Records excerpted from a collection
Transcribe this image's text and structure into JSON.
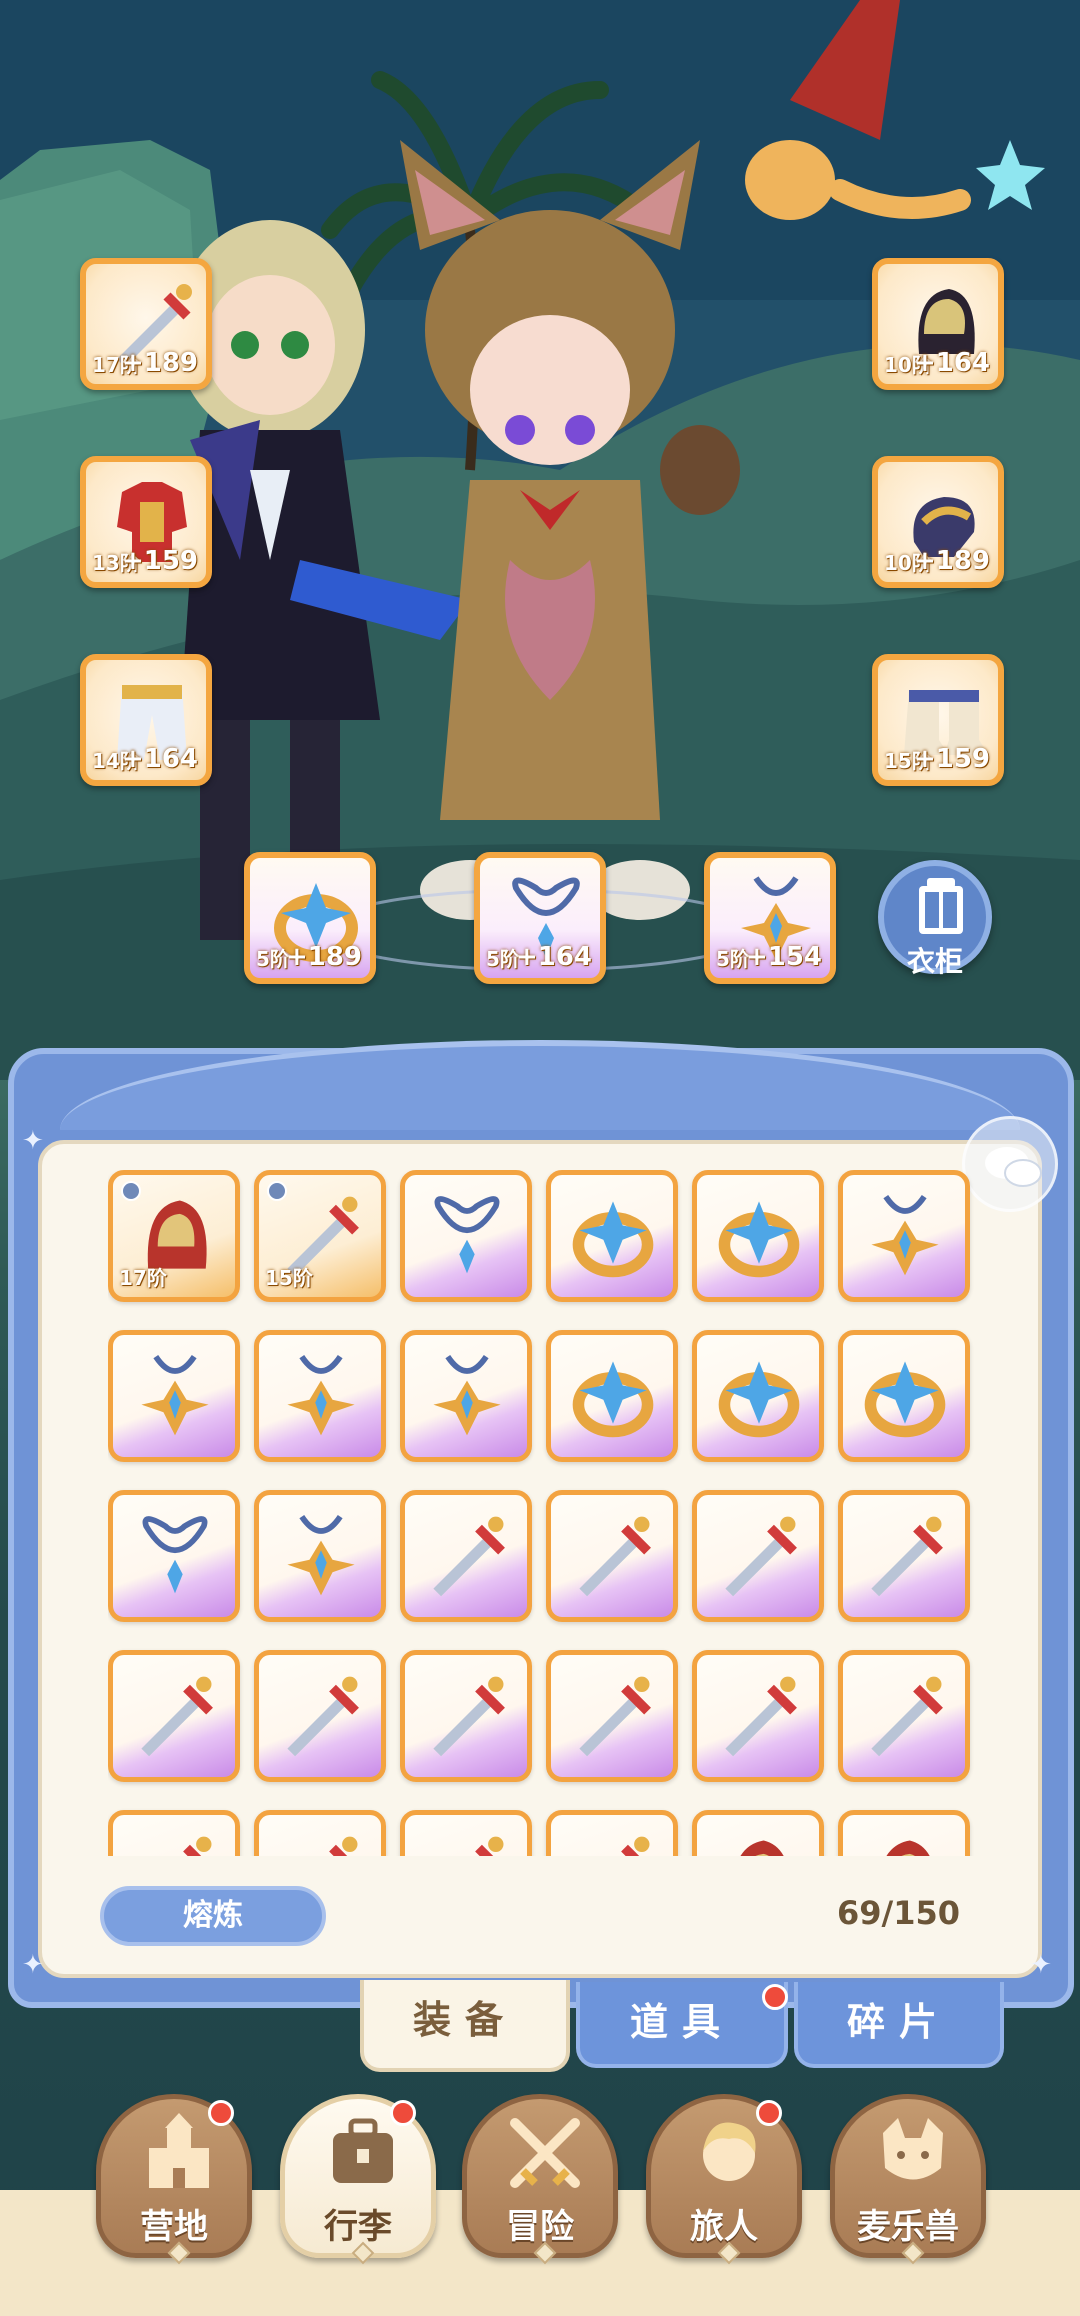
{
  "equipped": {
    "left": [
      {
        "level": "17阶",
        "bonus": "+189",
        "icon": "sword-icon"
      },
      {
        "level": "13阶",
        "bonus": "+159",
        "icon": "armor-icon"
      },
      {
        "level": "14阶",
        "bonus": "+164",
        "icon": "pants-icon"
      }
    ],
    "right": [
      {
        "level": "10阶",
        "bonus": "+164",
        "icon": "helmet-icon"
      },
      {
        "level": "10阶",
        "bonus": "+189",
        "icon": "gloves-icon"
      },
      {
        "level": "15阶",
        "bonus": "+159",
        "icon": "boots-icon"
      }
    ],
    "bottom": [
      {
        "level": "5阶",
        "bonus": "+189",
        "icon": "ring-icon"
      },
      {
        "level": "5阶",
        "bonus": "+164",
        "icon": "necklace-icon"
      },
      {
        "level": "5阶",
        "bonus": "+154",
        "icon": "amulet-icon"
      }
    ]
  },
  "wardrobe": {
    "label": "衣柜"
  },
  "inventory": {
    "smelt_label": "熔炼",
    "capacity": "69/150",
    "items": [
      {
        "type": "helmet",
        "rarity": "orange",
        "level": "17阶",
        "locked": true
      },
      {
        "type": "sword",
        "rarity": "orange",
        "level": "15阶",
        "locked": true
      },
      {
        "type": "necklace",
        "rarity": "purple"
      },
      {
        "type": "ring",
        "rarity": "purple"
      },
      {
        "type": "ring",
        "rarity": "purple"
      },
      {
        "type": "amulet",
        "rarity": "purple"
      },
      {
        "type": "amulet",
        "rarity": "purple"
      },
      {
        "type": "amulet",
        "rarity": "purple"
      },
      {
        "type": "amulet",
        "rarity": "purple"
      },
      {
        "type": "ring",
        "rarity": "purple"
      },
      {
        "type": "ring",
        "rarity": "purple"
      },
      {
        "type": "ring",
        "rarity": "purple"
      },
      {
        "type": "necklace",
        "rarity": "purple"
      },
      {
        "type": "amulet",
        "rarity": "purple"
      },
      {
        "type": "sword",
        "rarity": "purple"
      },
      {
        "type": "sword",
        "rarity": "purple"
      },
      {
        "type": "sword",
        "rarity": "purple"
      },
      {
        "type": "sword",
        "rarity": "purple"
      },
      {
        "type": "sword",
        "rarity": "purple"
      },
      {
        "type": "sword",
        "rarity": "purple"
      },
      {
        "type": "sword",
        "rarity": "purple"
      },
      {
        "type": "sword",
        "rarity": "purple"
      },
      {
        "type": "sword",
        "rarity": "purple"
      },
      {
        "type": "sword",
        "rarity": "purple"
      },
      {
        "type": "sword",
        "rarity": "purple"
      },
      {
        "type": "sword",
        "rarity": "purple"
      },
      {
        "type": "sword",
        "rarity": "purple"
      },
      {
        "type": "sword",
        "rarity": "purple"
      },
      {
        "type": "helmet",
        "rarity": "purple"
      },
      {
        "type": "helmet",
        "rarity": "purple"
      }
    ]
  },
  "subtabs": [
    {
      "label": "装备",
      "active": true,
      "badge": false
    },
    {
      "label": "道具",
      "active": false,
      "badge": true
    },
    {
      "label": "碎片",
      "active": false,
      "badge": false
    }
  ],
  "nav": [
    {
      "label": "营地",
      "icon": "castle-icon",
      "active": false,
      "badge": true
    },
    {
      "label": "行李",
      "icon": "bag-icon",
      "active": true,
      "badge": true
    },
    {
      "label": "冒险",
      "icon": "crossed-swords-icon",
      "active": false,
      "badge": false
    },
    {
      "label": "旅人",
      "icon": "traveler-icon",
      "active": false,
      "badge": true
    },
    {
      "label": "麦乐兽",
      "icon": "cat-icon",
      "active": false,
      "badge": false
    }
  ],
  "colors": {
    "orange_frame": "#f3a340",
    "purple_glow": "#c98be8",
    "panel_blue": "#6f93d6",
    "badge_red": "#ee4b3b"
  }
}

Your goal → Pictures in the data above should not be copied; transcribe everything else exactly.

Result →
Transcribe this image's text and structure into JSON.
{
  "equipped": {
    "left": [
      {
        "level": "17阶",
        "bonus": "+189",
        "icon": "sword-icon"
      },
      {
        "level": "13阶",
        "bonus": "+159",
        "icon": "armor-icon"
      },
      {
        "level": "14阶",
        "bonus": "+164",
        "icon": "pants-icon"
      }
    ],
    "right": [
      {
        "level": "10阶",
        "bonus": "+164",
        "icon": "helmet-icon"
      },
      {
        "level": "10阶",
        "bonus": "+189",
        "icon": "gloves-icon"
      },
      {
        "level": "15阶",
        "bonus": "+159",
        "icon": "boots-icon"
      }
    ],
    "bottom": [
      {
        "level": "5阶",
        "bonus": "+189",
        "icon": "ring-icon"
      },
      {
        "level": "5阶",
        "bonus": "+164",
        "icon": "necklace-icon"
      },
      {
        "level": "5阶",
        "bonus": "+154",
        "icon": "amulet-icon"
      }
    ]
  },
  "wardrobe": {
    "label": "衣柜"
  },
  "inventory": {
    "smelt_label": "熔炼",
    "capacity": "69/150",
    "items": [
      {
        "type": "helmet",
        "rarity": "orange",
        "level": "17阶",
        "locked": true
      },
      {
        "type": "sword",
        "rarity": "orange",
        "level": "15阶",
        "locked": true
      },
      {
        "type": "necklace",
        "rarity": "purple"
      },
      {
        "type": "ring",
        "rarity": "purple"
      },
      {
        "type": "ring",
        "rarity": "purple"
      },
      {
        "type": "amulet",
        "rarity": "purple"
      },
      {
        "type": "amulet",
        "rarity": "purple"
      },
      {
        "type": "amulet",
        "rarity": "purple"
      },
      {
        "type": "amulet",
        "rarity": "purple"
      },
      {
        "type": "ring",
        "rarity": "purple"
      },
      {
        "type": "ring",
        "rarity": "purple"
      },
      {
        "type": "ring",
        "rarity": "purple"
      },
      {
        "type": "necklace",
        "rarity": "purple"
      },
      {
        "type": "amulet",
        "rarity": "purple"
      },
      {
        "type": "sword",
        "rarity": "purple"
      },
      {
        "type": "sword",
        "rarity": "purple"
      },
      {
        "type": "sword",
        "rarity": "purple"
      },
      {
        "type": "sword",
        "rarity": "purple"
      },
      {
        "type": "sword",
        "rarity": "purple"
      },
      {
        "type": "sword",
        "rarity": "purple"
      },
      {
        "type": "sword",
        "rarity": "purple"
      },
      {
        "type": "sword",
        "rarity": "purple"
      },
      {
        "type": "sword",
        "rarity": "purple"
      },
      {
        "type": "sword",
        "rarity": "purple"
      },
      {
        "type": "sword",
        "rarity": "purple"
      },
      {
        "type": "sword",
        "rarity": "purple"
      },
      {
        "type": "sword",
        "rarity": "purple"
      },
      {
        "type": "sword",
        "rarity": "purple"
      },
      {
        "type": "helmet",
        "rarity": "purple"
      },
      {
        "type": "helmet",
        "rarity": "purple"
      }
    ]
  },
  "subtabs": [
    {
      "label": "装备",
      "active": true,
      "badge": false
    },
    {
      "label": "道具",
      "active": false,
      "badge": true
    },
    {
      "label": "碎片",
      "active": false,
      "badge": false
    }
  ],
  "nav": [
    {
      "label": "营地",
      "icon": "castle-icon",
      "active": false,
      "badge": true
    },
    {
      "label": "行李",
      "icon": "bag-icon",
      "active": true,
      "badge": true
    },
    {
      "label": "冒险",
      "icon": "crossed-swords-icon",
      "active": false,
      "badge": false
    },
    {
      "label": "旅人",
      "icon": "traveler-icon",
      "active": false,
      "badge": true
    },
    {
      "label": "麦乐兽",
      "icon": "cat-icon",
      "active": false,
      "badge": false
    }
  ],
  "colors": {
    "orange_frame": "#f3a340",
    "purple_glow": "#c98be8",
    "panel_blue": "#6f93d6",
    "badge_red": "#ee4b3b"
  }
}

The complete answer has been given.